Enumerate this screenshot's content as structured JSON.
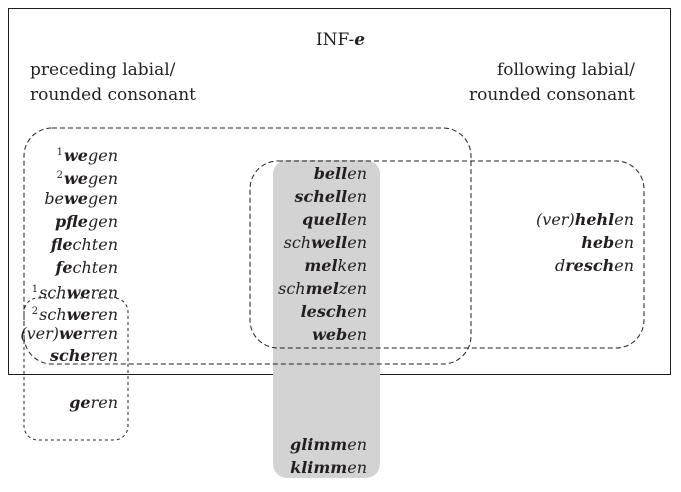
{
  "title": {
    "prefix": "INF-",
    "suffix": "e"
  },
  "left_heading": {
    "line1": "preceding labial/",
    "line2": "rounded consonant"
  },
  "right_heading": {
    "line1": "following labial/",
    "line2": "rounded consonant"
  },
  "left_words": [
    {
      "sup": "1",
      "bold": "we",
      "rest": "gen"
    },
    {
      "sup": "2",
      "bold": "we",
      "rest": "gen"
    },
    {
      "sup": "",
      "pre": "be",
      "bold": "we",
      "rest": "gen"
    },
    {
      "sup": "",
      "bold": "pfle",
      "rest": "gen"
    },
    {
      "sup": "",
      "bold": "fle",
      "rest": "chten"
    },
    {
      "sup": "",
      "bold": "fe",
      "rest": "chten"
    },
    {
      "sup": "1",
      "pre": "sch",
      "bold": "we",
      "rest": "ren"
    },
    {
      "sup": "2",
      "pre": "sch",
      "bold": "we",
      "rest": "ren"
    },
    {
      "sup": "",
      "pre": "(ver)",
      "bold": "we",
      "rest": "rren"
    },
    {
      "sup": "",
      "bold": "sche",
      "rest": "ren"
    },
    {
      "sup": "",
      "bold": "ge",
      "rest": "ren"
    }
  ],
  "middle_words": [
    {
      "pre": "",
      "bold": "bell",
      "rest": "en"
    },
    {
      "pre": "",
      "bold": "schell",
      "rest": "en"
    },
    {
      "pre": "",
      "bold": "quell",
      "rest": "en"
    },
    {
      "pre": "sch",
      "bold": "well",
      "rest": "en"
    },
    {
      "pre": "",
      "bold": "mel",
      "rest": "ken"
    },
    {
      "pre": "sch",
      "bold": "mel",
      "rest": "zen"
    },
    {
      "pre": "",
      "bold": "lesch",
      "rest": "en"
    },
    {
      "pre": "",
      "bold": "web",
      "rest": "en"
    },
    {
      "pre": "",
      "bold": "glimm",
      "rest": "en"
    },
    {
      "pre": "",
      "bold": "klimm",
      "rest": "en"
    }
  ],
  "right_words": [
    {
      "pre": "(ver)",
      "bold": "hehl",
      "rest": "en"
    },
    {
      "pre": "",
      "bold": "heb",
      "rest": "en"
    },
    {
      "pre": "d",
      "bold": "resch",
      "rest": "en"
    }
  ],
  "colors": {
    "shade": "#d3d3d3",
    "line": "#231f20"
  }
}
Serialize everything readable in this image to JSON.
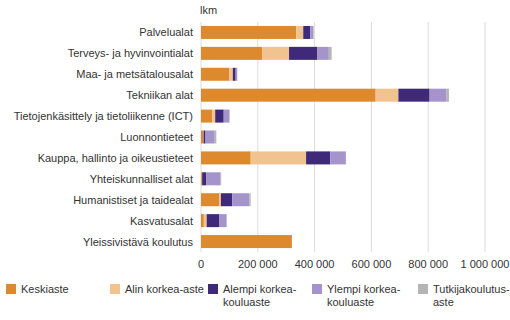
{
  "chart_data": {
    "type": "bar",
    "orientation": "horizontal",
    "stacked": true,
    "grid": true,
    "legend": "bottom",
    "ylabel": "lkm",
    "categories": [
      "Palvelualat",
      "Terveys- ja hyvinvointialat",
      "Maa- ja metsätalousalat",
      "Tekniikan alat",
      "Tietojenkäsittely ja tietoliikenne (ICT)",
      "Luonnontieteet",
      "Kauppa, hallinto ja oikeustieteet",
      "Yhteiskunnalliset alat",
      "Humanistiset ja taidealat",
      "Kasvatusalat",
      "Yleissivistävä koulutus"
    ],
    "series": [
      {
        "name": "Keskiaste",
        "color": "#dd8a2e",
        "values": [
          335000,
          215000,
          100000,
          615000,
          40000,
          8000,
          175000,
          3000,
          65000,
          10000,
          320000
        ]
      },
      {
        "name": "Alin korkea-aste",
        "color": "#f1c48f",
        "values": [
          25000,
          95000,
          12000,
          80000,
          10000,
          1000,
          195000,
          1000,
          5000,
          10000,
          0
        ]
      },
      {
        "name": "Alempi korkea-\nkouluaste",
        "color": "#3e2a79",
        "values": [
          25000,
          100000,
          10000,
          110000,
          30000,
          7000,
          85000,
          15000,
          40000,
          45000,
          0
        ]
      },
      {
        "name": "Ylempi korkea-\nkouluaste",
        "color": "#a594cc",
        "values": [
          10000,
          40000,
          5000,
          60000,
          20000,
          30000,
          55000,
          50000,
          60000,
          25000,
          0
        ]
      },
      {
        "name": "Tutkijakoulutus-\naste",
        "color": "#b5b5b5",
        "values": [
          2000,
          10000,
          1000,
          8000,
          1000,
          8000,
          1000,
          2000,
          5000,
          1000,
          0
        ]
      }
    ],
    "xlim": [
      0,
      1000000
    ],
    "xticks": [
      0,
      {
        "value": 200000,
        "label": "200 000"
      },
      {
        "value": 400000,
        "label": "400 000"
      },
      {
        "value": 600000,
        "label": "600 000"
      },
      {
        "value": 800000,
        "label": "800 000"
      },
      {
        "value": 1000000,
        "label": "1 000 000"
      }
    ]
  }
}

------

→ **Exercise**: Exactly how many lines of the material contain the word "korkea"? Write the number alone.

→ **Full response**: 3